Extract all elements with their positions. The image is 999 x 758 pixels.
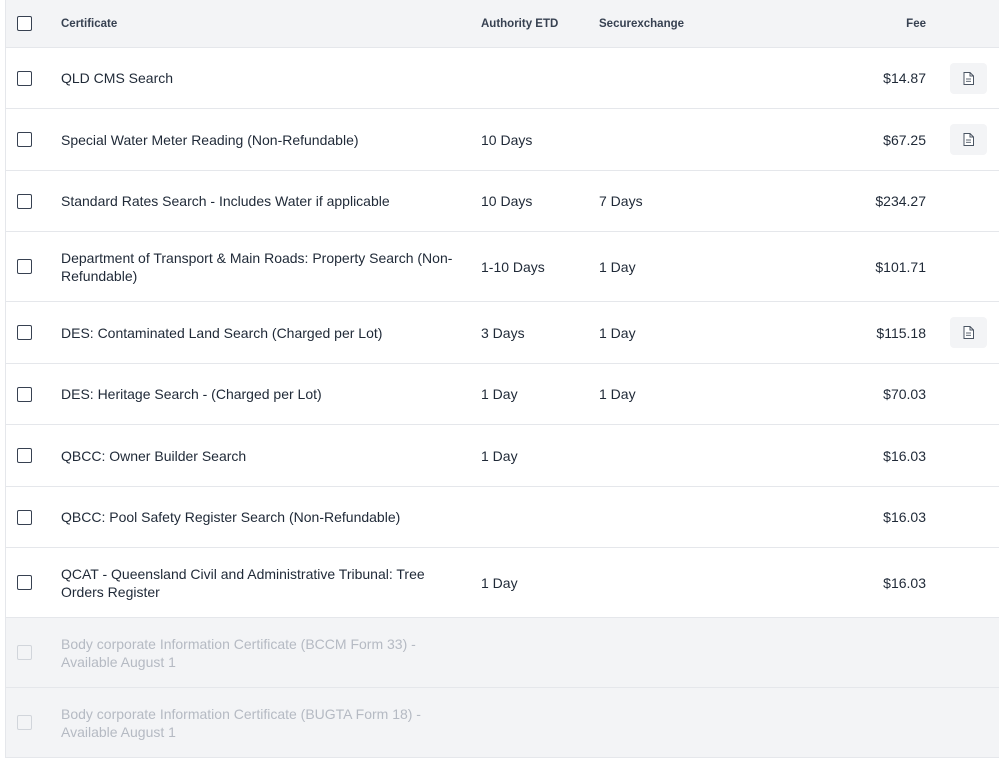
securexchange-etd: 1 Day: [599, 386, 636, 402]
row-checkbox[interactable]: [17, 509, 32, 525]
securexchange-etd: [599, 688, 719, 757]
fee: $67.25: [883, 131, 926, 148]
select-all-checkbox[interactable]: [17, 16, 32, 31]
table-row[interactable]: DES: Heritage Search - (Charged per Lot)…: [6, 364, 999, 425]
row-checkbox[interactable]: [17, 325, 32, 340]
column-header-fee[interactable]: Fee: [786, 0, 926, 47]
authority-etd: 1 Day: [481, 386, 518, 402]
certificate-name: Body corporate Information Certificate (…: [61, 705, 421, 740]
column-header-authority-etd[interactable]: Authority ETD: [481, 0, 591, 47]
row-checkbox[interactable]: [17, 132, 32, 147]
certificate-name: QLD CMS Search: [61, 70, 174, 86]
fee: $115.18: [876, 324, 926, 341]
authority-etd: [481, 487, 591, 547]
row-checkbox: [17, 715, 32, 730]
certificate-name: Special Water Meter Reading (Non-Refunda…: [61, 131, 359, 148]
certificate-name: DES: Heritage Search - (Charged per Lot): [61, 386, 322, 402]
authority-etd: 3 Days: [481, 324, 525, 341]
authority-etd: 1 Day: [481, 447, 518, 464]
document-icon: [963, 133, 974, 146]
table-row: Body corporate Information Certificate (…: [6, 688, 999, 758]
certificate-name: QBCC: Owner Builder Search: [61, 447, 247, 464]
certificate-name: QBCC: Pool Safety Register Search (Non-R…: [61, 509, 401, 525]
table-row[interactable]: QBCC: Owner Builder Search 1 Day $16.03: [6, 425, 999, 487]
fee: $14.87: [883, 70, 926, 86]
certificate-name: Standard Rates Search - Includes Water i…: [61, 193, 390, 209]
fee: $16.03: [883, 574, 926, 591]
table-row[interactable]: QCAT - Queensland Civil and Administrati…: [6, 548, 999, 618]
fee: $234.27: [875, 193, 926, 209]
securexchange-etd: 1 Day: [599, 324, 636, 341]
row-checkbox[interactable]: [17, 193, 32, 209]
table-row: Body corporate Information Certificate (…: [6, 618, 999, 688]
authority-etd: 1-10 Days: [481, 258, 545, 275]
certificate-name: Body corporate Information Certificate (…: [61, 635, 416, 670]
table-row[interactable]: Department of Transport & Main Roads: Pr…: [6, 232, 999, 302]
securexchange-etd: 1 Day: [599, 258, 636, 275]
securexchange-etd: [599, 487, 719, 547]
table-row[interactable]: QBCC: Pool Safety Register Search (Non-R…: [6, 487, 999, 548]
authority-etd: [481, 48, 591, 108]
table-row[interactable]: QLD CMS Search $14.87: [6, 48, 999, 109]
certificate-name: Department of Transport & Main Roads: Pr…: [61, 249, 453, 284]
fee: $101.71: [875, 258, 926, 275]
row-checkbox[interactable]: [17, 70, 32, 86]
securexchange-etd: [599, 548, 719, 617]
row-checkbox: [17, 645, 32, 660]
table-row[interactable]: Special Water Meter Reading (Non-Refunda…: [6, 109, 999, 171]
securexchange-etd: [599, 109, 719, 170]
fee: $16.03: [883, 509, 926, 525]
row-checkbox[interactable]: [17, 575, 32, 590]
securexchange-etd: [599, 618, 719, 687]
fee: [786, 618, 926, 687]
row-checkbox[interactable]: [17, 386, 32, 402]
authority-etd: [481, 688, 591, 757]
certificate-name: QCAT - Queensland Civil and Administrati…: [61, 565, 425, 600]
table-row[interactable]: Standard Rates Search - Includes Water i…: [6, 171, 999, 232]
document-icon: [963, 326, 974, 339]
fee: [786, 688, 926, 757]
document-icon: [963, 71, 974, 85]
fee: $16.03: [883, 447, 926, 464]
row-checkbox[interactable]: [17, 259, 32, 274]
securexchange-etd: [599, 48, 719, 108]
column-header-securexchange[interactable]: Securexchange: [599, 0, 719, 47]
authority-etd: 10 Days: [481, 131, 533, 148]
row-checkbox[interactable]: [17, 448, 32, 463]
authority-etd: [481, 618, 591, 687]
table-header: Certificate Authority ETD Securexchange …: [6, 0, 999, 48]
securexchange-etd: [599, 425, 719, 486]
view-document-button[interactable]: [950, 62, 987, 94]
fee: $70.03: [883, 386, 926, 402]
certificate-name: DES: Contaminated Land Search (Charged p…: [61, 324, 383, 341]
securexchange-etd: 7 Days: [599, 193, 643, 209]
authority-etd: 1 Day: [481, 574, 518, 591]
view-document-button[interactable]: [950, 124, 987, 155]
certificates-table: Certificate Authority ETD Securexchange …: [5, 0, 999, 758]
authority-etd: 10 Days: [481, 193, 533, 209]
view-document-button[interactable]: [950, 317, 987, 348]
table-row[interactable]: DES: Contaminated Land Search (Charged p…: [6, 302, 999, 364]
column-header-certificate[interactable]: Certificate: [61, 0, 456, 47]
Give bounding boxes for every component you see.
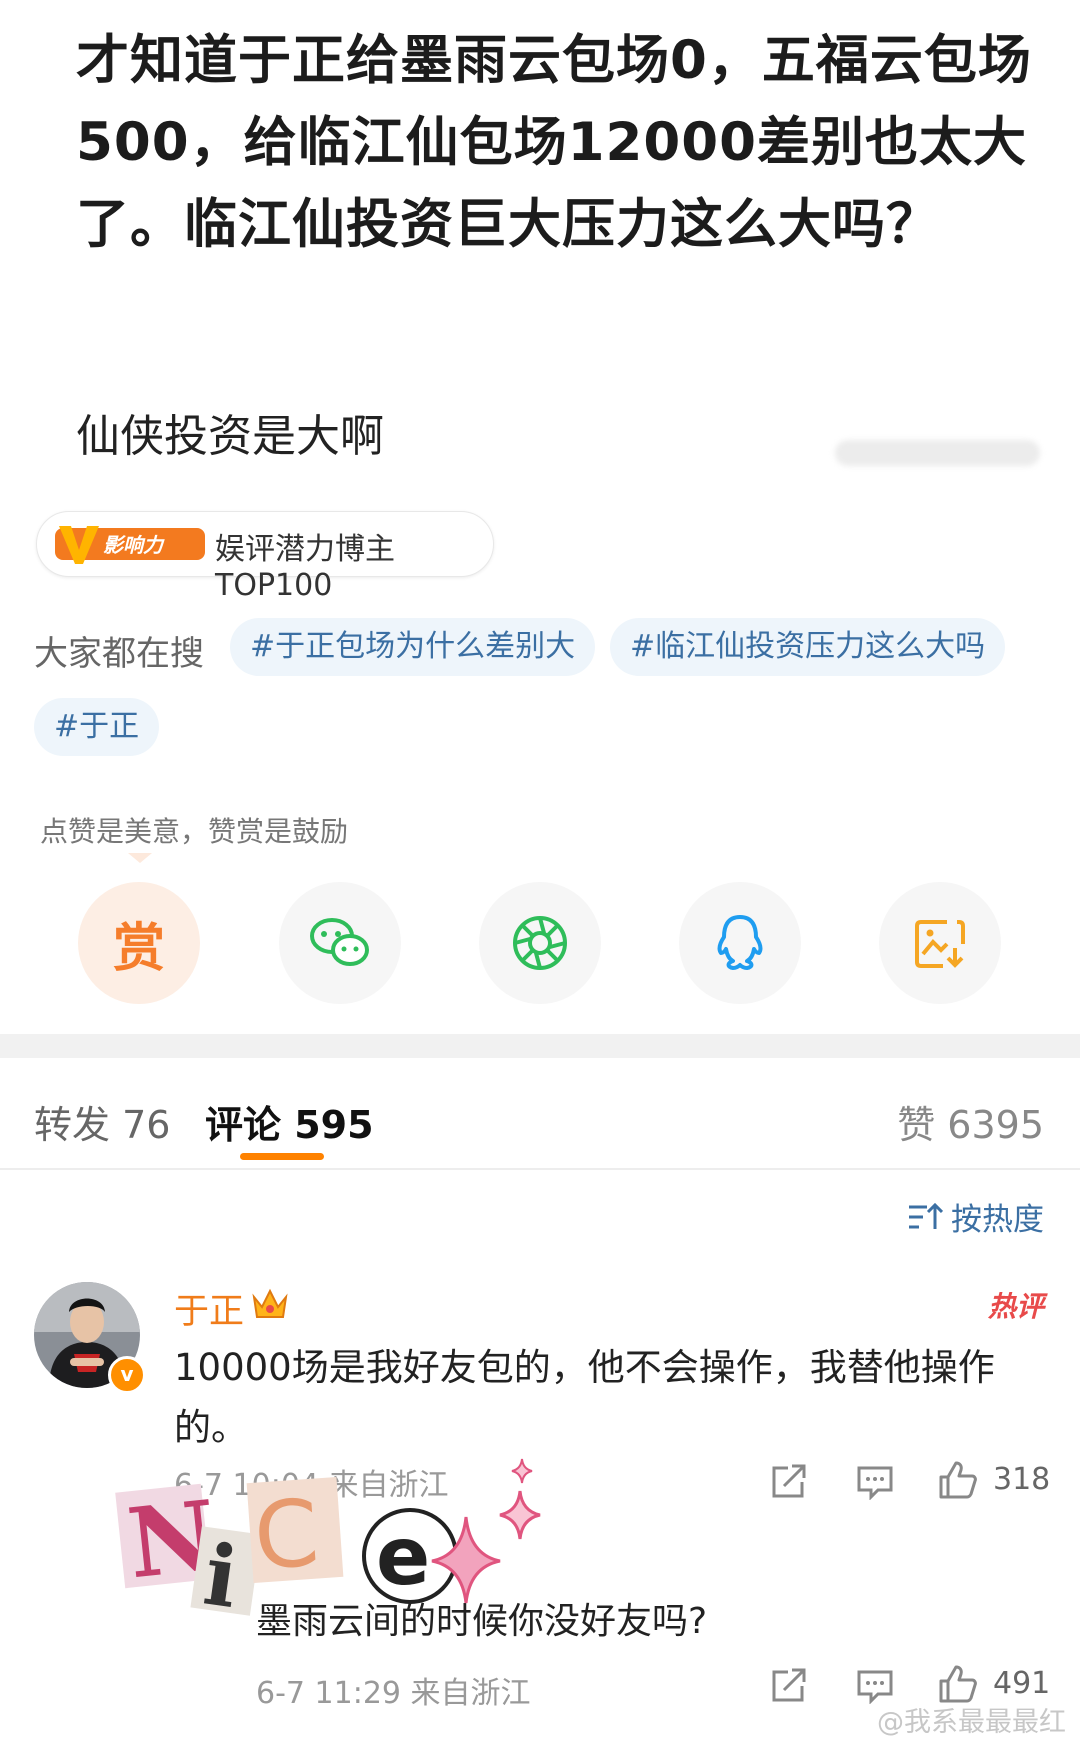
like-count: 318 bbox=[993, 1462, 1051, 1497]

» **Work instructions**:
Return every line of the records above verbatim, leaving out the pictures.

» **Result of this exercise**:
Extract all elements with their positions. The image is 999 x 758 pixels.
securexchange-etd: 1 Day: [599, 386, 636, 402]
row-checkbox[interactable]: [17, 509, 32, 525]
securexchange-etd: [599, 688, 719, 757]
fee: $67.25: [883, 131, 926, 148]
select-all-checkbox[interactable]: [17, 16, 32, 31]
table-row[interactable]: DES: Heritage Search - (Charged per Lot)…: [6, 364, 999, 425]
row-checkbox[interactable]: [17, 325, 32, 340]
column-header-fee[interactable]: Fee: [786, 0, 926, 47]
authority-etd: 1 Day: [481, 386, 518, 402]
certificate-name: Body corporate Information Certificate (…: [61, 705, 421, 740]
column-header-authority-etd[interactable]: Authority ETD: [481, 0, 591, 47]
row-checkbox[interactable]: [17, 132, 32, 147]
certificate-name: QLD CMS Search: [61, 70, 174, 86]
fee: $115.18: [876, 324, 926, 341]
authority-etd: [481, 487, 591, 547]
row-checkbox: [17, 715, 32, 730]
certificate-name: Special Water Meter Reading (Non-Refunda…: [61, 131, 359, 148]
certificate-name: DES: Heritage Search - (Charged per Lot): [61, 386, 322, 402]
authority-etd: 3 Days: [481, 324, 525, 341]
authority-etd: 1 Day: [481, 447, 518, 464]
document-icon: [963, 133, 974, 146]
table-row: Body corporate Information Certificate (…: [6, 688, 999, 758]
certificate-name: QBCC: Owner Builder Search: [61, 447, 247, 464]
certificate-name: QBCC: Pool Safety Register Search (Non-R…: [61, 509, 401, 525]
table-row[interactable]: QBCC: Owner Builder Search 1 Day $16.03: [6, 425, 999, 487]
fee: $14.87: [883, 70, 926, 86]
certificate-name: Standard Rates Search - Includes Water i…: [61, 193, 390, 209]
fee: $16.03: [883, 574, 926, 591]
table-row[interactable]: QCAT - Queensland Civil and Administrati…: [6, 548, 999, 618]
fee: $234.27: [875, 193, 926, 209]
securexchange-etd: 1 Day: [599, 324, 636, 341]
row-checkbox[interactable]: [17, 193, 32, 209]
table-row: Body corporate Information Certificate (…: [6, 618, 999, 688]
authority-etd: 1-10 Days: [481, 258, 545, 275]
certificate-name: Body corporate Information Certificate (…: [61, 635, 416, 670]
table-row[interactable]: Department of Transport & Main Roads: Pr…: [6, 232, 999, 302]
securexchange-etd: 1 Day: [599, 258, 636, 275]
securexchange-etd: [599, 487, 719, 547]
table-row[interactable]: QBCC: Pool Safety Register Search (Non-R…: [6, 487, 999, 548]
authority-etd: [481, 48, 591, 108]
table-row[interactable]: QLD CMS Search $14.87: [6, 48, 999, 109]
certificate-name: Department of Transport & Main Roads: Pr…: [61, 249, 453, 284]
fee: $101.71: [875, 258, 926, 275]
row-checkbox[interactable]: [17, 70, 32, 86]
securexchange-etd: [599, 548, 719, 617]
row-checkbox: [17, 645, 32, 660]
table-row[interactable]: Special Water Meter Reading (Non-Refunda…: [6, 109, 999, 171]
securexchange-etd: [599, 109, 719, 170]
fee: $16.03: [883, 509, 926, 525]
row-checkbox[interactable]: [17, 575, 32, 590]
securexchange-etd: [599, 618, 719, 687]
fee: [786, 618, 926, 687]
row-checkbox[interactable]: [17, 386, 32, 402]
authority-etd: [481, 688, 591, 757]
certificate-name: QCAT - Queensland Civil and Administrati…: [61, 565, 425, 600]
table-row[interactable]: Standard Rates Search - Includes Water i…: [6, 171, 999, 232]
document-icon: [963, 326, 974, 339]
fee: [786, 688, 926, 757]
document-icon: [963, 71, 974, 85]
fee: $16.03: [883, 447, 926, 464]
row-checkbox[interactable]: [17, 259, 32, 274]
securexchange-etd: [599, 48, 719, 108]
column-header-securexchange[interactable]: Securexchange: [599, 0, 719, 47]
authority-etd: 10 Days: [481, 131, 533, 148]
row-checkbox[interactable]: [17, 448, 32, 463]
authority-etd: [481, 618, 591, 687]
table-header: Certificate Authority ETD Securexchange …: [6, 0, 999, 48]
securexchange-etd: [599, 425, 719, 486]
view-document-button[interactable]: [950, 62, 987, 94]
fee: $70.03: [883, 386, 926, 402]
certificate-name: DES: Contaminated Land Search (Charged p…: [61, 324, 383, 341]
securexchange-etd: 7 Days: [599, 193, 643, 209]
authority-etd: 1 Day: [481, 574, 518, 591]
view-document-button[interactable]: [950, 124, 987, 155]
certificates-table: Certificate Authority ETD Securexchange …: [5, 0, 999, 758]
authority-etd: 10 Days: [481, 193, 533, 209]
view-document-button[interactable]: [950, 317, 987, 348]
table-row[interactable]: DES: Contaminated Land Search (Charged p…: [6, 302, 999, 364]
column-header-certificate[interactable]: Certificate: [61, 0, 456, 47]
Give bounding boxes for every component you see.
like-count: 318 bbox=[993, 1462, 1051, 1497]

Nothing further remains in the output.